Given request:
Copy each line below without leaving any out.

Saved entries
******

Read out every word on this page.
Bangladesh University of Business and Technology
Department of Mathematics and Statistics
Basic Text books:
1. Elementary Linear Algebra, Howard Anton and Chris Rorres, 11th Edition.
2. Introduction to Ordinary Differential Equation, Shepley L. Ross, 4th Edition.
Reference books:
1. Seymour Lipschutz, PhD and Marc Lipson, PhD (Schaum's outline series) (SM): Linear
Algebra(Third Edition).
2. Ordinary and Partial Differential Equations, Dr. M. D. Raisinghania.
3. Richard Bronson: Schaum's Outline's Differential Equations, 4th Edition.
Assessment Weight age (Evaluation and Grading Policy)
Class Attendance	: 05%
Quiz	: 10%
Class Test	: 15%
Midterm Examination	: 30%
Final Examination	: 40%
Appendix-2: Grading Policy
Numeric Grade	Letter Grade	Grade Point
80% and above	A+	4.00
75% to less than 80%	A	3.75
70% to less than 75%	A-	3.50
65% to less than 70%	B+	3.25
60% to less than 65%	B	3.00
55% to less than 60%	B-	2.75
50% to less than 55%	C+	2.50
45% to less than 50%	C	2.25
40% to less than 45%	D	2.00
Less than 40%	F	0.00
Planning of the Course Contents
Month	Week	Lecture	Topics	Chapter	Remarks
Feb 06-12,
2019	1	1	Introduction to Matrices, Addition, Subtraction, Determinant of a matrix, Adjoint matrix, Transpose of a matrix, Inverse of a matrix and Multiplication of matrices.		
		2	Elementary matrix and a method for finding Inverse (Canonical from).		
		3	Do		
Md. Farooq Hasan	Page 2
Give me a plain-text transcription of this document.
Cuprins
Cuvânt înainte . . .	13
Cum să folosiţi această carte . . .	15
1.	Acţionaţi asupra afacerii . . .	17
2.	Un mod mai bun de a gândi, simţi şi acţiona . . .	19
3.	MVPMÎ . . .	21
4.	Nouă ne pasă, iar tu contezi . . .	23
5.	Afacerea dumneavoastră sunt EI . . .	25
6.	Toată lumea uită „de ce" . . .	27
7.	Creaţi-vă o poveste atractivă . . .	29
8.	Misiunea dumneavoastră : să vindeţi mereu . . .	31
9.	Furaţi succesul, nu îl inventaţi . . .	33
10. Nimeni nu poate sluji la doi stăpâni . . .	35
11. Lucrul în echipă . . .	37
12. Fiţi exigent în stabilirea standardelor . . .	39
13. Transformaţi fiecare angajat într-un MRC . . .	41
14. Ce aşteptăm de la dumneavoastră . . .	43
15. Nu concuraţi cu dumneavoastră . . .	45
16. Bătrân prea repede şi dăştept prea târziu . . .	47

******

Finished exercise:
Read out every word on this page.
Bangladesh University of Business and Technology
Department of Mathematics and Statistics
Basic Text books:
1. Elementary Linear Algebra, Howard Anton and Chris Rorres, 11th Edition.
2. Introduction to Ordinary Differential Equation, Shepley L. Ross, 4th Edition.
Reference books:
1. Seymour Lipschutz, PhD and Marc Lipson, PhD (Schaum's outline series) (SM): Linear
Algebra(Third Edition).
2. Ordinary and Partial Differential Equations, Dr. M. D. Raisinghania.
3. Richard Bronson: Schaum's Outline's Differential Equations, 4th Edition.
Assessment Weight age (Evaluation and Grading Policy)
Class Attendance	: 05%
Quiz	: 10%
Class Test	: 15%
Midterm Examination	: 30%
Final Examination	: 40%
Appendix-2: Grading Policy
Numeric Grade	Letter Grade	Grade Point
80% and above	A+	4.00
75% to less than 80%	A	3.75
70% to less than 75%	A-	3.50
65% to less than 70%	B+	3.25
60% to less than 65%	B	3.00
55% to less than 60%	B-	2.75
50% to less than 55%	C+	2.50
45% to less than 50%	C	2.25
40% to less than 45%	D	2.00
Less than 40%	F	0.00
Planning of the Course Contents
Month	Week	Lecture	Topics	Chapter	Remarks
Feb 06-12,
2019	1	1	Introduction to Matrices, Addition, Subtraction, Determinant of a matrix, Adjoint matrix, Transpose of a matrix, Inverse of a matrix and Multiplication of matrices.		
		2	Elementary matrix and a method for finding Inverse (Canonical from).		
		3	Do		
Md. Farooq Hasan	Page 2
Give me a plain-text transcription of this document.
Cuprins
Cuvânt înainte . . .	13
Cum să folosiţi această carte . . .	15
1.	Acţionaţi asupra afacerii . . .	17
2.	Un mod mai bun de a gândi, simţi şi acţiona . . .	19
3.	MVPMÎ . . .	21
4.	Nouă ne pasă, iar tu contezi . . .	23
5.	Afacerea dumneavoastră sunt EI . . .	25
6.	Toată lumea uită „de ce" . . .	27
7.	Creaţi-vă o poveste atractivă . . .	29
8.	Misiunea dumneavoastră : să vindeţi mereu . . .	31
9.	Furaţi succesul, nu îl inventaţi . . .	33
10. Nimeni nu poate sluji la doi stăpâni . . .	35
11. Lucrul în echipă . . .	37
12. Fiţi exigent în stabilirea standardelor . . .	39
13. Transformaţi fiecare angajat într-un MRC . . .	41
14. Ce aşteptăm de la dumneavoastră . . .	43
15. Nu concuraţi cu dumneavoastră . . .	45
16. Bătrân prea repede şi dăştept prea târziu . . .	47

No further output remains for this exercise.